## BEGIN EXERCISE DATA

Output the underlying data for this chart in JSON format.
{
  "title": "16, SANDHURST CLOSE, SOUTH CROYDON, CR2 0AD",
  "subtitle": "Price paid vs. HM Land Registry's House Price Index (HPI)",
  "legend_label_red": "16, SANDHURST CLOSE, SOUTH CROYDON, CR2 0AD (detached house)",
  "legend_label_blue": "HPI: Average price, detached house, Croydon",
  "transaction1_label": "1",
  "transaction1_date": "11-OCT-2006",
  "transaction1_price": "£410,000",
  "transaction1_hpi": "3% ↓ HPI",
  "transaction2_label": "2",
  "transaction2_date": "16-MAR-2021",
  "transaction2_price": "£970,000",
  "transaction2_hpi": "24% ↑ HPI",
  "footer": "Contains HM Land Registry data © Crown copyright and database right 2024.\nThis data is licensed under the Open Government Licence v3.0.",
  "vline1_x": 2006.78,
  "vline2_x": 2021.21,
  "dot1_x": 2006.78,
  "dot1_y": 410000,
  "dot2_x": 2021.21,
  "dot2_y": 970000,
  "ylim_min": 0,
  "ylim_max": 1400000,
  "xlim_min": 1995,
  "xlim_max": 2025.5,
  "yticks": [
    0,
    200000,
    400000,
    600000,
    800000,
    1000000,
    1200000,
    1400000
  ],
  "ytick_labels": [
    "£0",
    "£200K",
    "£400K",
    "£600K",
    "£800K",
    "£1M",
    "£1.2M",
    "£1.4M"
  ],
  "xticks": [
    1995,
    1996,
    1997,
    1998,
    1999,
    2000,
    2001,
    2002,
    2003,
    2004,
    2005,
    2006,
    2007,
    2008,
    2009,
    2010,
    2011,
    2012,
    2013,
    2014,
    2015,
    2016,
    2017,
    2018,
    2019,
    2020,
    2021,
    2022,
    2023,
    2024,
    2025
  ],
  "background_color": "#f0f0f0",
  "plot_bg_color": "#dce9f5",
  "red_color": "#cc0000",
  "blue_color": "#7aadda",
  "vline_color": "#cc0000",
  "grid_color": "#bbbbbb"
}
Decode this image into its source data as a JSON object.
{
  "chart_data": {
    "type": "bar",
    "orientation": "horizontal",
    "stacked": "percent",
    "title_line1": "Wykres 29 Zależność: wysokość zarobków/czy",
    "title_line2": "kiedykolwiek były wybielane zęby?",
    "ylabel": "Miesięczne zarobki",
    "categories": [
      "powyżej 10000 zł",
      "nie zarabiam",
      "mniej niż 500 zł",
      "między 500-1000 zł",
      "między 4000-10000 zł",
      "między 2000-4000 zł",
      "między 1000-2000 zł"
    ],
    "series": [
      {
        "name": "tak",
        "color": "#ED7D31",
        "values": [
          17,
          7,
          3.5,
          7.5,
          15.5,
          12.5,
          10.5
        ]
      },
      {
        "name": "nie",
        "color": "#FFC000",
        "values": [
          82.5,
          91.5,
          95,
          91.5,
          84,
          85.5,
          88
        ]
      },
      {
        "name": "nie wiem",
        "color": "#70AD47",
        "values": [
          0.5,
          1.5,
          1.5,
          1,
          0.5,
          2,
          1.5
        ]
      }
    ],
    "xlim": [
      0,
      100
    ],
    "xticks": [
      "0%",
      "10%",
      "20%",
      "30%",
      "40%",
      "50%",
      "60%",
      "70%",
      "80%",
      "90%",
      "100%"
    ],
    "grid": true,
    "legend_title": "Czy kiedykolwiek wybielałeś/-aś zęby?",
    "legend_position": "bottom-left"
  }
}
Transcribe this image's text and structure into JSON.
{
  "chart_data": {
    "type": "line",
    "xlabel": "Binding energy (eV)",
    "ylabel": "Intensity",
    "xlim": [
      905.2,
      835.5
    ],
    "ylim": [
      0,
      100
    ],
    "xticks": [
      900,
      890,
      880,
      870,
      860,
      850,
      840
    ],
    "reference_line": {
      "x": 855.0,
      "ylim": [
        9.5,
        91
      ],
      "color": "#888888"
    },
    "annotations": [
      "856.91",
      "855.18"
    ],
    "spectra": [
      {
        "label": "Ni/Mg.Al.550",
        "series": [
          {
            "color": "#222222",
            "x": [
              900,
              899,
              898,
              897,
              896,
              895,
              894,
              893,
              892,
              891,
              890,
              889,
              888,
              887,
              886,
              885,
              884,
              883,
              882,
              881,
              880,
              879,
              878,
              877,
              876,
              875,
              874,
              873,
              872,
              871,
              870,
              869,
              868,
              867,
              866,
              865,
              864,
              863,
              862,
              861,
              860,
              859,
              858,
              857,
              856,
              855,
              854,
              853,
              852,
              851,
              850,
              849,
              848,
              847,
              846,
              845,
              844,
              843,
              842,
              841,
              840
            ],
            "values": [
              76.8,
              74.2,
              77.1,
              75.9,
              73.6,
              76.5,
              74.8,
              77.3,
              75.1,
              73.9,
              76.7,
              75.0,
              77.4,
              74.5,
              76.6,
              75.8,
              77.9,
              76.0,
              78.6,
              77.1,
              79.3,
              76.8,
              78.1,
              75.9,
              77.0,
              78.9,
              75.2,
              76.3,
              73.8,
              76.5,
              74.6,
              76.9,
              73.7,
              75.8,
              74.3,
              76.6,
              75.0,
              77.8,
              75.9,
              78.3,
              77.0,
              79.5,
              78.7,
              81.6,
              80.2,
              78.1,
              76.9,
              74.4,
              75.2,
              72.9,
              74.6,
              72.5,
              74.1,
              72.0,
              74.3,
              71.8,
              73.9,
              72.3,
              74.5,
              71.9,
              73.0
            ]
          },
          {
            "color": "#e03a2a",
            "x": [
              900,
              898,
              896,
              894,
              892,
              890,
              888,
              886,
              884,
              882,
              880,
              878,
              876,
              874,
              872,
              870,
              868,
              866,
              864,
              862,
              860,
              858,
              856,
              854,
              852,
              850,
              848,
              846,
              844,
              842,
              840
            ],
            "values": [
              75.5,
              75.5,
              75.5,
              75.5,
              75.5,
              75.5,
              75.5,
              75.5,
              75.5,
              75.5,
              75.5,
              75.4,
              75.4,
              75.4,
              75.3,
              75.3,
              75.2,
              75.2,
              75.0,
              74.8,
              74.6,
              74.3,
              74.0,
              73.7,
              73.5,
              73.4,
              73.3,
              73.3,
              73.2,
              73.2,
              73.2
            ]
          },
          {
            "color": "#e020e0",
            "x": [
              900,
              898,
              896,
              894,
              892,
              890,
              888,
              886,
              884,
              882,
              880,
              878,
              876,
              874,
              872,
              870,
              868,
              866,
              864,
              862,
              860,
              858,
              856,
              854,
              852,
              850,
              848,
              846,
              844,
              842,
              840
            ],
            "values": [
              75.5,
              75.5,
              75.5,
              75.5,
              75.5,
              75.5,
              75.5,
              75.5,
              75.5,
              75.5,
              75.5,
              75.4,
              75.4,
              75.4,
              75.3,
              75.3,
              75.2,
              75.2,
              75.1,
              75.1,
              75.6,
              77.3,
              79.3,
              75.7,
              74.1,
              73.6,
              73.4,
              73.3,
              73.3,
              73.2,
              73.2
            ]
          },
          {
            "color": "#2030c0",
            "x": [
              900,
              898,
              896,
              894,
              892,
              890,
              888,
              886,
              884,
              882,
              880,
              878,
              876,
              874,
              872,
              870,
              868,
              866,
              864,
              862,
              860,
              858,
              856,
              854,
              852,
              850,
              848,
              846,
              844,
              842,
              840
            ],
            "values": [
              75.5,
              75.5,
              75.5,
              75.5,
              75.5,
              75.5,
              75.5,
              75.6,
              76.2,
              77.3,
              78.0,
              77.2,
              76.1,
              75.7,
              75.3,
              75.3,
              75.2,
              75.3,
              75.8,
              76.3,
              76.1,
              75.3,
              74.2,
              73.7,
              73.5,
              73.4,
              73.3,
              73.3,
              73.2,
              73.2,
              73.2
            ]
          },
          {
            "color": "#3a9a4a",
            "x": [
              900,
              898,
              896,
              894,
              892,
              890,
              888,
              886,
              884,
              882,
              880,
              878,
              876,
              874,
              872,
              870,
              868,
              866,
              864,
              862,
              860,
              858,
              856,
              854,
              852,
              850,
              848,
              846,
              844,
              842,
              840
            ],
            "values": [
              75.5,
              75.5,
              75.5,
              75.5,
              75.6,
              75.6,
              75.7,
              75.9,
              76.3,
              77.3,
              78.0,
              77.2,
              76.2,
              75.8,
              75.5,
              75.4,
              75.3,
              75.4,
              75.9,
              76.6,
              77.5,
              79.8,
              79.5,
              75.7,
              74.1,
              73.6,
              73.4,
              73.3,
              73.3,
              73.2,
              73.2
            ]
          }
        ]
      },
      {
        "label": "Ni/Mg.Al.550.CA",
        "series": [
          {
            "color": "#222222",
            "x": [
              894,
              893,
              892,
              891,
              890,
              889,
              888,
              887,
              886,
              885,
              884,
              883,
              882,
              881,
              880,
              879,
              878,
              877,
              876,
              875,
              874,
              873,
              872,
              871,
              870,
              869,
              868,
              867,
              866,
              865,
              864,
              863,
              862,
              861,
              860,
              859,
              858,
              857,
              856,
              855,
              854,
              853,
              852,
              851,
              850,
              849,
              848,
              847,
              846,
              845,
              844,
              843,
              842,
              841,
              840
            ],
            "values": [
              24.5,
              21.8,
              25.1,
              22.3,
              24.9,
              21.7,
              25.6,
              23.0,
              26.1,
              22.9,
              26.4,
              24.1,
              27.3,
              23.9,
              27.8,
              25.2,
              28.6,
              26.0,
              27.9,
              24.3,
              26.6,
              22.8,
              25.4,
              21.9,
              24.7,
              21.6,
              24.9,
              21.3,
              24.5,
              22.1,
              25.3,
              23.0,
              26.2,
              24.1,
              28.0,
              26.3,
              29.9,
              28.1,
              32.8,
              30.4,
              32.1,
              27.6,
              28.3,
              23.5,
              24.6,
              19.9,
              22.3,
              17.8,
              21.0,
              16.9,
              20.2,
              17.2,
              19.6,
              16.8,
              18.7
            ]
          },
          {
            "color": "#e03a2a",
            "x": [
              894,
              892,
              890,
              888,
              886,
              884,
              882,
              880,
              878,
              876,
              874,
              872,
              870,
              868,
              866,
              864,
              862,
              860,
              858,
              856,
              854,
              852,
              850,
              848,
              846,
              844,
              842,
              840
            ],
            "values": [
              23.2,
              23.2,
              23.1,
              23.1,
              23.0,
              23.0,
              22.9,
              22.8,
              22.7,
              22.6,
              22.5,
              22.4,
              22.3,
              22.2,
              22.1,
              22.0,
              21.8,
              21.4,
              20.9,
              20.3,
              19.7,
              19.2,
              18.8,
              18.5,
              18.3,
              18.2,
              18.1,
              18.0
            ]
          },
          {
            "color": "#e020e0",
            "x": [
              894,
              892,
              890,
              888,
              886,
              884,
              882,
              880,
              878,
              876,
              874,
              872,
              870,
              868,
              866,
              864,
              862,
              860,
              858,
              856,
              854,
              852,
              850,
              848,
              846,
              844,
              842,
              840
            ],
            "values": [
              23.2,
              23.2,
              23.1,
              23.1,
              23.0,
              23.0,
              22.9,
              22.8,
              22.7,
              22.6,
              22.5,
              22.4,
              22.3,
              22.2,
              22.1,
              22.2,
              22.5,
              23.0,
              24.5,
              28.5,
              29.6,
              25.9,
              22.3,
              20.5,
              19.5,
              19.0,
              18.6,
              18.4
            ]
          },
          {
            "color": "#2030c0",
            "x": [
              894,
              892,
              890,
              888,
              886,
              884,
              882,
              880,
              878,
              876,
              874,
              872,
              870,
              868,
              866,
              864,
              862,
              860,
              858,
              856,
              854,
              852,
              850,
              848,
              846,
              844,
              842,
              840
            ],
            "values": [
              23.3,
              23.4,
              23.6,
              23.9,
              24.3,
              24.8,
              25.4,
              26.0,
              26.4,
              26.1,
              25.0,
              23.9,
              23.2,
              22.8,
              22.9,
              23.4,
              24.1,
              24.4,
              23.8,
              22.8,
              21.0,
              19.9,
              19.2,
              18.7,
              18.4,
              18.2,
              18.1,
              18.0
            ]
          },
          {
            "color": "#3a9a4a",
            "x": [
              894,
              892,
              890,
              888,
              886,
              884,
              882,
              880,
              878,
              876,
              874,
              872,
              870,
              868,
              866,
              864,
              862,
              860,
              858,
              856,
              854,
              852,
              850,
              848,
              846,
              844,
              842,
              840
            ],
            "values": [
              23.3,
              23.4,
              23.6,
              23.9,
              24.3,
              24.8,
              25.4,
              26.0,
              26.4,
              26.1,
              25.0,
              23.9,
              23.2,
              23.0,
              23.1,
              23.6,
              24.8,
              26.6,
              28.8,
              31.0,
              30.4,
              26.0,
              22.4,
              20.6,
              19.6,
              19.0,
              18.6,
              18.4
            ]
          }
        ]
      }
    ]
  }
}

## END EXERCISE DATA

--- SHORT PROBLEM ---
Work out how many lines in the records above contain the word "detached", and reply with that number alone.

--- RESULT OF THE EXERCISE ---
2